▶ **Written task**
All of the records below should be output exactly.
# # # # # # #
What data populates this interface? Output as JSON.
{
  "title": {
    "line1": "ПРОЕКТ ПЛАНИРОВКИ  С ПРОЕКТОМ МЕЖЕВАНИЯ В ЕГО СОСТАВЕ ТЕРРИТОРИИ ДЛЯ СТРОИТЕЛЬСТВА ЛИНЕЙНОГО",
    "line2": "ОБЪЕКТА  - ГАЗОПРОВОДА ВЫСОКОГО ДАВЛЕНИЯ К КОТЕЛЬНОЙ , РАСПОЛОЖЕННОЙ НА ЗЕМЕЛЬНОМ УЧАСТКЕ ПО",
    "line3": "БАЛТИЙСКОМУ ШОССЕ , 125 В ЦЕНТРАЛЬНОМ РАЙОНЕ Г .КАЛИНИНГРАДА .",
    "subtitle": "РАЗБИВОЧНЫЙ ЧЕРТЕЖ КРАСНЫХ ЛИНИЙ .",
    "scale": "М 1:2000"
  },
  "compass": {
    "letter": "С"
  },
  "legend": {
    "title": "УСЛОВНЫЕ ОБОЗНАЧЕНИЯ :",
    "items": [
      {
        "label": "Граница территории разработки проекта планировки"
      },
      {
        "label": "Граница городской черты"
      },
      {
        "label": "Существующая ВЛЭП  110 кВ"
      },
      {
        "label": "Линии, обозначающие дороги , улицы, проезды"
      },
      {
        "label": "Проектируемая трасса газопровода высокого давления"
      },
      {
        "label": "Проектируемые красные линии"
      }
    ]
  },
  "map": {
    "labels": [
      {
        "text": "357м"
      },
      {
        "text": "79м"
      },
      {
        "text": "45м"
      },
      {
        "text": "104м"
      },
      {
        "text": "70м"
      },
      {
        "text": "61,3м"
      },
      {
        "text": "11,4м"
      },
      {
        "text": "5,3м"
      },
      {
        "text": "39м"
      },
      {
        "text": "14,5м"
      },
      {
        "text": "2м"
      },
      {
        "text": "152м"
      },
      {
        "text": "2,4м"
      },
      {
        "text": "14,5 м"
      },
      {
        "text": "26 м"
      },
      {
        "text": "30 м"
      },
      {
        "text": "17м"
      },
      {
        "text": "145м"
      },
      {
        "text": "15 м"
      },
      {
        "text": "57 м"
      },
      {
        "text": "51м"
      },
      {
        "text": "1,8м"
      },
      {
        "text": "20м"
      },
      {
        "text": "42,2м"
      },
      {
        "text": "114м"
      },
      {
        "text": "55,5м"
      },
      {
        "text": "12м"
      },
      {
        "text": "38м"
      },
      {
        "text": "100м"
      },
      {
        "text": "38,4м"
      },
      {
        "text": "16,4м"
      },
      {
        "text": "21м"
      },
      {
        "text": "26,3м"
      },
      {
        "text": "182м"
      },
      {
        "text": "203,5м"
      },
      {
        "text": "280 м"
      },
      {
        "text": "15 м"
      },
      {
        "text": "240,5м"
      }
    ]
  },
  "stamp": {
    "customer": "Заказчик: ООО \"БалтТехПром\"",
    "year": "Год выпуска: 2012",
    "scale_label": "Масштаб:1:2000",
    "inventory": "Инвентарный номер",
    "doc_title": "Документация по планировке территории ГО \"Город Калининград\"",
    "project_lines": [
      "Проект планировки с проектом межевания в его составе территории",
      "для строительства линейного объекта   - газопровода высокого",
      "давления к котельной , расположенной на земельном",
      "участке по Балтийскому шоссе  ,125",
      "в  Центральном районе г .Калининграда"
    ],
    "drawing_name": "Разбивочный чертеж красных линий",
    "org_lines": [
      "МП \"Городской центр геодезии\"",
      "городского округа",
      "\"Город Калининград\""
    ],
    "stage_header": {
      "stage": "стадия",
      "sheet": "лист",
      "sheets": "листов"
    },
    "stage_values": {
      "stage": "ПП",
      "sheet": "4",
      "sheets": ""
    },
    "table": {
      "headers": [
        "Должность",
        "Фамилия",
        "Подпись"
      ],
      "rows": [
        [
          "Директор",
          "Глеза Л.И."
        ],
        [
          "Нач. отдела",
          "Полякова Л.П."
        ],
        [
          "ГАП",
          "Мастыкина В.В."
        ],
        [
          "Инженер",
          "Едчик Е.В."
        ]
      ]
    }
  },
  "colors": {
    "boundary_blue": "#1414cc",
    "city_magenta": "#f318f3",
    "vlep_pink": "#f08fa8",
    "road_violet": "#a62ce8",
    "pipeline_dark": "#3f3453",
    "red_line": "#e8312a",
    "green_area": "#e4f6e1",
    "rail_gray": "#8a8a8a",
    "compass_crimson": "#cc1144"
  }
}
# # # # # # #
▶ **Exercise output**
What data populates this interface? Output as JSON.
{
  "title": {
    "line1": "ПРОЕКТ ПЛАНИРОВКИ  С ПРОЕКТОМ МЕЖЕВАНИЯ В ЕГО СОСТАВЕ ТЕРРИТОРИИ ДЛЯ СТРОИТЕЛЬСТВА ЛИНЕЙНОГО",
    "line2": "ОБЪЕКТА  - ГАЗОПРОВОДА ВЫСОКОГО ДАВЛЕНИЯ К КОТЕЛЬНОЙ , РАСПОЛОЖЕННОЙ НА ЗЕМЕЛЬНОМ УЧАСТКЕ ПО",
    "line3": "БАЛТИЙСКОМУ ШОССЕ , 125 В ЦЕНТРАЛЬНОМ РАЙОНЕ Г .КАЛИНИНГРАДА .",
    "subtitle": "РАЗБИВОЧНЫЙ ЧЕРТЕЖ КРАСНЫХ ЛИНИЙ .",
    "scale": "М 1:2000"
  },
  "compass": {
    "letter": "С"
  },
  "legend": {
    "title": "УСЛОВНЫЕ ОБОЗНАЧЕНИЯ :",
    "items": [
      {
        "label": "Граница территории разработки проекта планировки"
      },
      {
        "label": "Граница городской черты"
      },
      {
        "label": "Существующая ВЛЭП  110 кВ"
      },
      {
        "label": "Линии, обозначающие дороги , улицы, проезды"
      },
      {
        "label": "Проектируемая трасса газопровода высокого давления"
      },
      {
        "label": "Проектируемые красные линии"
      }
    ]
  },
  "map": {
    "labels": [
      {
        "text": "357м"
      },
      {
        "text": "79м"
      },
      {
        "text": "45м"
      },
      {
        "text": "104м"
      },
      {
        "text": "70м"
      },
      {
        "text": "61,3м"
      },
      {
        "text": "11,4м"
      },
      {
        "text": "5,3м"
      },
      {
        "text": "39м"
      },
      {
        "text": "14,5м"
      },
      {
        "text": "2м"
      },
      {
        "text": "152м"
      },
      {
        "text": "2,4м"
      },
      {
        "text": "14,5 м"
      },
      {
        "text": "26 м"
      },
      {
        "text": "30 м"
      },
      {
        "text": "17м"
      },
      {
        "text": "145м"
      },
      {
        "text": "15 м"
      },
      {
        "text": "57 м"
      },
      {
        "text": "51м"
      },
      {
        "text": "1,8м"
      },
      {
        "text": "20м"
      },
      {
        "text": "42,2м"
      },
      {
        "text": "114м"
      },
      {
        "text": "55,5м"
      },
      {
        "text": "12м"
      },
      {
        "text": "38м"
      },
      {
        "text": "100м"
      },
      {
        "text": "38,4м"
      },
      {
        "text": "16,4м"
      },
      {
        "text": "21м"
      },
      {
        "text": "26,3м"
      },
      {
        "text": "182м"
      },
      {
        "text": "203,5м"
      },
      {
        "text": "280 м"
      },
      {
        "text": "15 м"
      },
      {
        "text": "240,5м"
      }
    ]
  },
  "stamp": {
    "customer": "Заказчик: ООО \"БалтТехПром\"",
    "year": "Год выпуска: 2012",
    "scale_label": "Масштаб:1:2000",
    "inventory": "Инвентарный номер",
    "doc_title": "Документация по планировке территории ГО \"Город Калининград\"",
    "project_lines": [
      "Проект планировки с проектом межевания в его составе территории",
      "для строительства линейного объекта   - газопровода высокого",
      "давления к котельной , расположенной на земельном",
      "участке по Балтийскому шоссе  ,125",
      "в  Центральном районе г .Калининграда"
    ],
    "drawing_name": "Разбивочный чертеж красных линий",
    "org_lines": [
      "МП \"Городской центр геодезии\"",
      "городского округа",
      "\"Город Калининград\""
    ],
    "stage_header": {
      "stage": "стадия",
      "sheet": "лист",
      "sheets": "листов"
    },
    "stage_values": {
      "stage": "ПП",
      "sheet": "4",
      "sheets": ""
    },
    "table": {
      "headers": [
        "Должность",
        "Фамилия",
        "Подпись"
      ],
      "rows": [
        [
          "Директор",
          "Глеза Л.И."
        ],
        [
          "Нач. отдела",
          "Полякова Л.П."
        ],
        [
          "ГАП",
          "Мастыкина В.В."
        ],
        [
          "Инженер",
          "Едчик Е.В."
        ]
      ]
    }
  },
  "colors": {
    "boundary_blue": "#1414cc",
    "city_magenta": "#f318f3",
    "vlep_pink": "#f08fa8",
    "road_violet": "#a62ce8",
    "pipeline_dark": "#3f3453",
    "red_line": "#e8312a",
    "green_area": "#e4f6e1",
    "rail_gray": "#8a8a8a",
    "compass_crimson": "#cc1144"
  }
}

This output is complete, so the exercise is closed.